[Source records]
——————
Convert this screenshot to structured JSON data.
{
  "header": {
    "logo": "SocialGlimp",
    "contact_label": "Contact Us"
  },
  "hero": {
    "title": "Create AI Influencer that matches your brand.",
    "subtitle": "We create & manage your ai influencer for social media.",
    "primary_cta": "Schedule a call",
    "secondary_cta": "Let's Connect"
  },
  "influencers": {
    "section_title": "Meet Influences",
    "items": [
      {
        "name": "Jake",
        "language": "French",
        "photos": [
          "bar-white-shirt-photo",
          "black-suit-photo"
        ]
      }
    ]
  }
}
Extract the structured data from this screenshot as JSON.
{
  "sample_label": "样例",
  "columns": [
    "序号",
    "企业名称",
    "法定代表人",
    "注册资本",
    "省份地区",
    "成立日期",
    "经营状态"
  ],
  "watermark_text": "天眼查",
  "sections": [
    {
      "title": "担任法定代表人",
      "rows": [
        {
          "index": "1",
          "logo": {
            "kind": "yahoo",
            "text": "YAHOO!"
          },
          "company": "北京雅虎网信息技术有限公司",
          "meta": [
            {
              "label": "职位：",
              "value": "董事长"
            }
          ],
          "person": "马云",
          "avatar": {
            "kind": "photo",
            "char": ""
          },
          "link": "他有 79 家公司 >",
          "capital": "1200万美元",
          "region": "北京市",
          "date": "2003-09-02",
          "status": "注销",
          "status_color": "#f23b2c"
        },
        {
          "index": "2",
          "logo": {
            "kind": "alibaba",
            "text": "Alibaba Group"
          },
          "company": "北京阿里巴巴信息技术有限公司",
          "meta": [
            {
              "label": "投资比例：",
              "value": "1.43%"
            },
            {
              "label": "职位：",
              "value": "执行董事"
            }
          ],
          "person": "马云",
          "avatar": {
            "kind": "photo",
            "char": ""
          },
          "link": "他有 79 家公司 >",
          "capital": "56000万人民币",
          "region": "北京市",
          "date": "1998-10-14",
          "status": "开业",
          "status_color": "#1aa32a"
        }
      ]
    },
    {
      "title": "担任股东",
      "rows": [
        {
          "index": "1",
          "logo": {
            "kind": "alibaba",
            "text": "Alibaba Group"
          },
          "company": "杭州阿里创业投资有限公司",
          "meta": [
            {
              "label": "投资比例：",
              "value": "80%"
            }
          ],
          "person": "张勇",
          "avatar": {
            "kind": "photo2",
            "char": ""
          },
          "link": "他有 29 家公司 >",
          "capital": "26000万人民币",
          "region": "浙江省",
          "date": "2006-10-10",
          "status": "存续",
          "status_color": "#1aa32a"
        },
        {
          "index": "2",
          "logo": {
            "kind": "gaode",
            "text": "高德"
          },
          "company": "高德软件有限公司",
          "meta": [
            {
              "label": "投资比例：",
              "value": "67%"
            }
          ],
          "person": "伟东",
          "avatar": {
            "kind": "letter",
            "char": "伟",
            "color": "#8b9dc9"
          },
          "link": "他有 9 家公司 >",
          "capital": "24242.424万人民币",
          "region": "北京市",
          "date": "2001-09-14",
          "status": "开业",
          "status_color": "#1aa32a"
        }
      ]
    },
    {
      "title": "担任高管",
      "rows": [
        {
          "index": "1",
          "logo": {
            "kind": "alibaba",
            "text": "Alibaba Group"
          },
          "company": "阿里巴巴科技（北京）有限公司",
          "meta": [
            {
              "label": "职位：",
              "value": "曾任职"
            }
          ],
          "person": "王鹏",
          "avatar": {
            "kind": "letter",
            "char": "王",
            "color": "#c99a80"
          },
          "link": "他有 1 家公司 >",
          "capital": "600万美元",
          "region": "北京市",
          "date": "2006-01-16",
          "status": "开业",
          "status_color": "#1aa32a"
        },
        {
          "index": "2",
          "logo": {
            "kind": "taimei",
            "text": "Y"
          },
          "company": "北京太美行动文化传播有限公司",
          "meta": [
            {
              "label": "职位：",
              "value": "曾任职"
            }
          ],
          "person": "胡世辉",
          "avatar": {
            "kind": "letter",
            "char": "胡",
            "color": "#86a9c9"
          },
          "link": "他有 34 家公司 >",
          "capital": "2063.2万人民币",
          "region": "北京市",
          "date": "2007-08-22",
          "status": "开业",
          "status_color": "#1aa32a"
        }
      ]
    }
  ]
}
——————
__WHAT YOU WILL DO__
The records above need to be transcribed in full. Keep every character unchanged.

__THE RESULT__
Convert this screenshot to structured JSON data.
{
  "header": {
    "logo": "SocialGlimp",
    "contact_label": "Contact Us"
  },
  "hero": {
    "title": "Create AI Influencer that matches your brand.",
    "subtitle": "We create & manage your ai influencer for social media.",
    "primary_cta": "Schedule a call",
    "secondary_cta": "Let's Connect"
  },
  "influencers": {
    "section_title": "Meet Influences",
    "items": [
      {
        "name": "Jake",
        "language": "French",
        "photos": [
          "bar-white-shirt-photo",
          "black-suit-photo"
        ]
      }
    ]
  }
}
Extract the structured data from this screenshot as JSON.
{
  "sample_label": "样例",
  "columns": [
    "序号",
    "企业名称",
    "法定代表人",
    "注册资本",
    "省份地区",
    "成立日期",
    "经营状态"
  ],
  "watermark_text": "天眼查",
  "sections": [
    {
      "title": "担任法定代表人",
      "rows": [
        {
          "index": "1",
          "logo": {
            "kind": "yahoo",
            "text": "YAHOO!"
          },
          "company": "北京雅虎网信息技术有限公司",
          "meta": [
            {
              "label": "职位：",
              "value": "董事长"
            }
          ],
          "person": "马云",
          "avatar": {
            "kind": "photo",
            "char": ""
          },
          "link": "他有 79 家公司 >",
          "capital": "1200万美元",
          "region": "北京市",
          "date": "2003-09-02",
          "status": "注销",
          "status_color": "#f23b2c"
        },
        {
          "index": "2",
          "logo": {
            "kind": "alibaba",
            "text": "Alibaba Group"
          },
          "company": "北京阿里巴巴信息技术有限公司",
          "meta": [
            {
              "label": "投资比例：",
              "value": "1.43%"
            },
            {
              "label": "职位：",
              "value": "执行董事"
            }
          ],
          "person": "马云",
          "avatar": {
            "kind": "photo",
            "char": ""
          },
          "link": "他有 79 家公司 >",
          "capital": "56000万人民币",
          "region": "北京市",
          "date": "1998-10-14",
          "status": "开业",
          "status_color": "#1aa32a"
        }
      ]
    },
    {
      "title": "担任股东",
      "rows": [
        {
          "index": "1",
          "logo": {
            "kind": "alibaba",
            "text": "Alibaba Group"
          },
          "company": "杭州阿里创业投资有限公司",
          "meta": [
            {
              "label": "投资比例：",
              "value": "80%"
            }
          ],
          "person": "张勇",
          "avatar": {
            "kind": "photo2",
            "char": ""
          },
          "link": "他有 29 家公司 >",
          "capital": "26000万人民币",
          "region": "浙江省",
          "date": "2006-10-10",
          "status": "存续",
          "status_color": "#1aa32a"
        },
        {
          "index": "2",
          "logo": {
            "kind": "gaode",
            "text": "高德"
          },
          "company": "高德软件有限公司",
          "meta": [
            {
              "label": "投资比例：",
              "value": "67%"
            }
          ],
          "person": "伟东",
          "avatar": {
            "kind": "letter",
            "char": "伟",
            "color": "#8b9dc9"
          },
          "link": "他有 9 家公司 >",
          "capital": "24242.424万人民币",
          "region": "北京市",
          "date": "2001-09-14",
          "status": "开业",
          "status_color": "#1aa32a"
        }
      ]
    },
    {
      "title": "担任高管",
      "rows": [
        {
          "index": "1",
          "logo": {
            "kind": "alibaba",
            "text": "Alibaba Group"
          },
          "company": "阿里巴巴科技（北京）有限公司",
          "meta": [
            {
              "label": "职位：",
              "value": "曾任职"
            }
          ],
          "person": "王鹏",
          "avatar": {
            "kind": "letter",
            "char": "王",
            "color": "#c99a80"
          },
          "link": "他有 1 家公司 >",
          "capital": "600万美元",
          "region": "北京市",
          "date": "2006-01-16",
          "status": "开业",
          "status_color": "#1aa32a"
        },
        {
          "index": "2",
          "logo": {
            "kind": "taimei",
            "text": "Y"
          },
          "company": "北京太美行动文化传播有限公司",
          "meta": [
            {
              "label": "职位：",
              "value": "曾任职"
            }
          ],
          "person": "胡世辉",
          "avatar": {
            "kind": "letter",
            "char": "胡",
            "color": "#86a9c9"
          },
          "link": "他有 34 家公司 >",
          "capital": "2063.2万人民币",
          "region": "北京市",
          "date": "2007-08-22",
          "status": "开业",
          "status_color": "#1aa32a"
        }
      ]
    }
  ]
}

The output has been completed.